• [Exercise description]:
Set each entry down verbatim, omitting images.

— BEGIN Records shown —

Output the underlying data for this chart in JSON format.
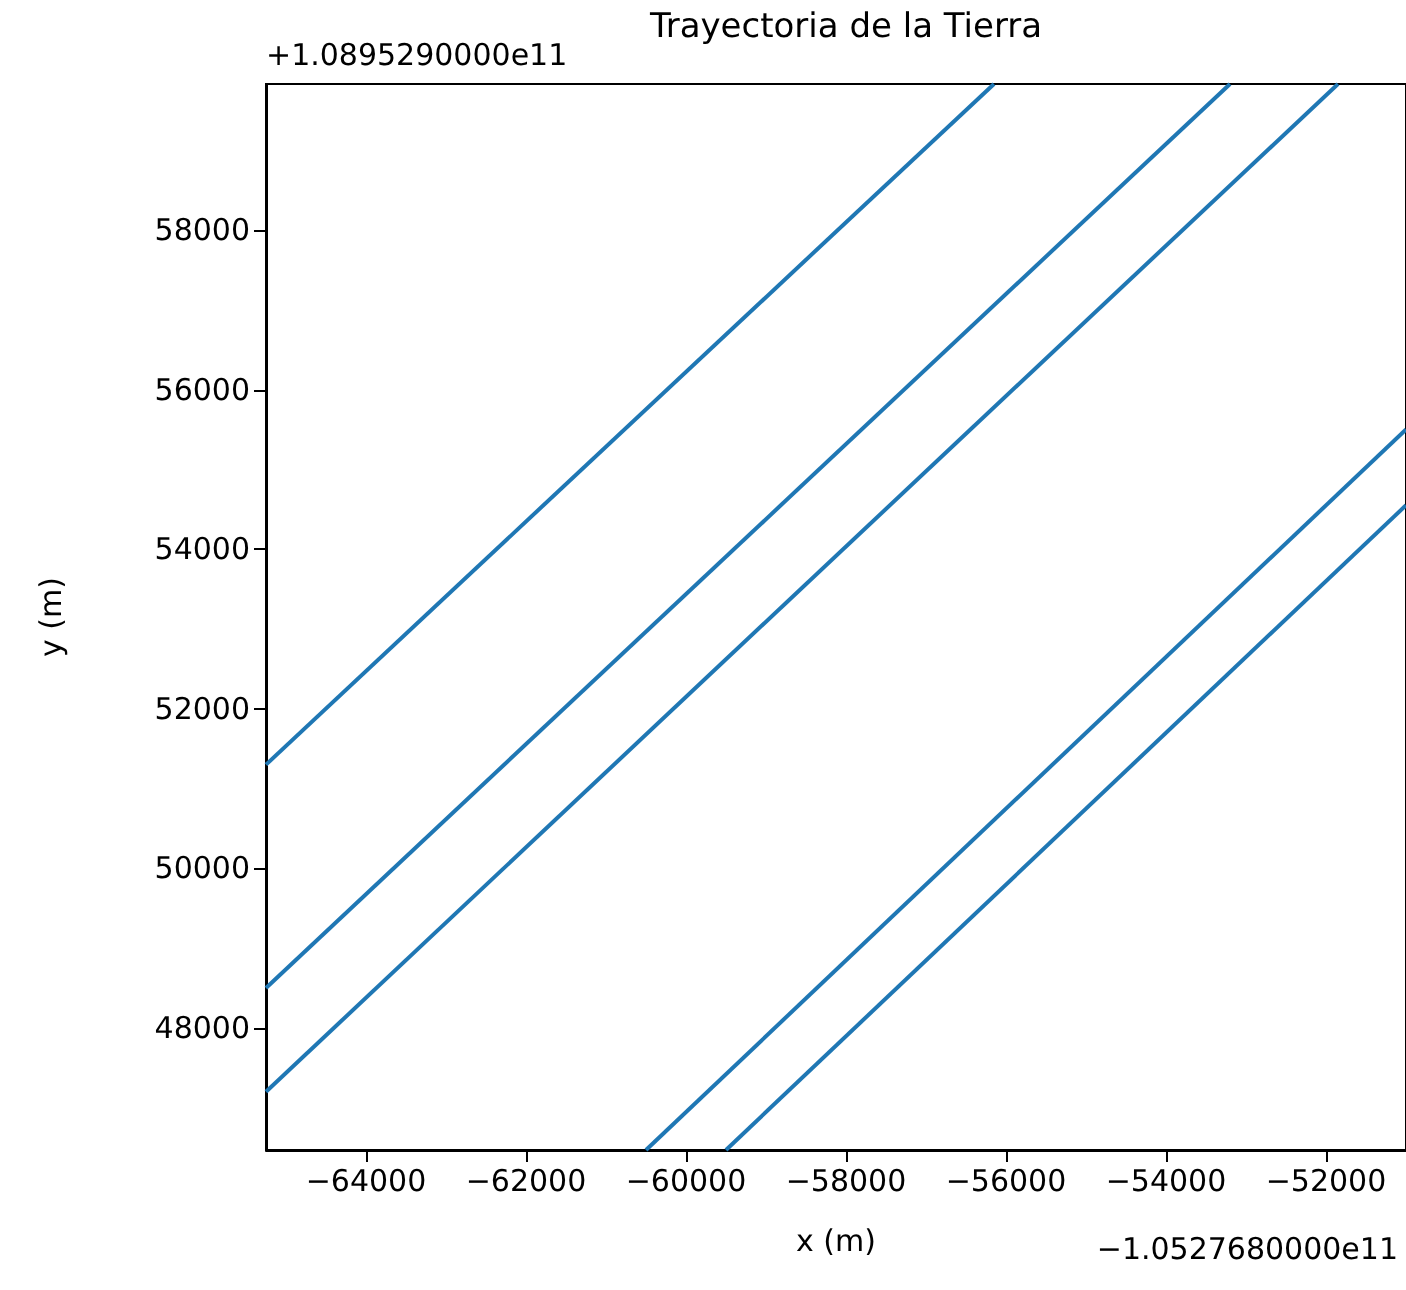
{
  "chart_data": {
    "type": "line",
    "title": "Trayectoria de la Tierra",
    "xlabel": "x (m)",
    "ylabel": "y (m)",
    "annotations": [
      "+1.0895290000e11",
      "−1.0527680000e11"
    ],
    "xlim": [
      -65250,
      -51000
    ],
    "ylim": [
      46470,
      59830
    ],
    "xticks": [
      -64000,
      -62000,
      -60000,
      -58000,
      -56000,
      -54000,
      -52000
    ],
    "yticks": [
      48000,
      50000,
      52000,
      54000,
      56000,
      58000
    ],
    "grid": false,
    "marker": "none",
    "line_style": "solid",
    "series": [
      {
        "color": "#1f77b4",
        "x": [
          -65250,
          -56150
        ],
        "values": [
          51300,
          59830
        ]
      },
      {
        "color": "#1f77b4",
        "x": [
          -65250,
          -53200
        ],
        "values": [
          48500,
          59830
        ]
      },
      {
        "color": "#1f77b4",
        "x": [
          -65250,
          -51850
        ],
        "values": [
          47200,
          59830
        ]
      },
      {
        "color": "#1f77b4",
        "x": [
          -60500,
          -51000
        ],
        "values": [
          46470,
          55500
        ]
      },
      {
        "color": "#1f77b4",
        "x": [
          -59500,
          -51000
        ],
        "values": [
          46470,
          54550
        ]
      }
    ]
  }
}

— END Records shown —

• [Response to the exercise]:
Output the underlying data for this chart in JSON format.
{
  "chart_data": {
    "type": "line",
    "title": "Trayectoria de la Tierra",
    "xlabel": "x (m)",
    "ylabel": "y (m)",
    "annotations": [
      "+1.0895290000e11",
      "−1.0527680000e11"
    ],
    "xlim": [
      -65250,
      -51000
    ],
    "ylim": [
      46470,
      59830
    ],
    "xticks": [
      -64000,
      -62000,
      -60000,
      -58000,
      -56000,
      -54000,
      -52000
    ],
    "yticks": [
      48000,
      50000,
      52000,
      54000,
      56000,
      58000
    ],
    "grid": false,
    "marker": "none",
    "line_style": "solid",
    "series": [
      {
        "color": "#1f77b4",
        "x": [
          -65250,
          -56150
        ],
        "values": [
          51300,
          59830
        ]
      },
      {
        "color": "#1f77b4",
        "x": [
          -65250,
          -53200
        ],
        "values": [
          48500,
          59830
        ]
      },
      {
        "color": "#1f77b4",
        "x": [
          -65250,
          -51850
        ],
        "values": [
          47200,
          59830
        ]
      },
      {
        "color": "#1f77b4",
        "x": [
          -60500,
          -51000
        ],
        "values": [
          46470,
          55500
        ]
      },
      {
        "color": "#1f77b4",
        "x": [
          -59500,
          -51000
        ],
        "values": [
          46470,
          54550
        ]
      }
    ]
  }
}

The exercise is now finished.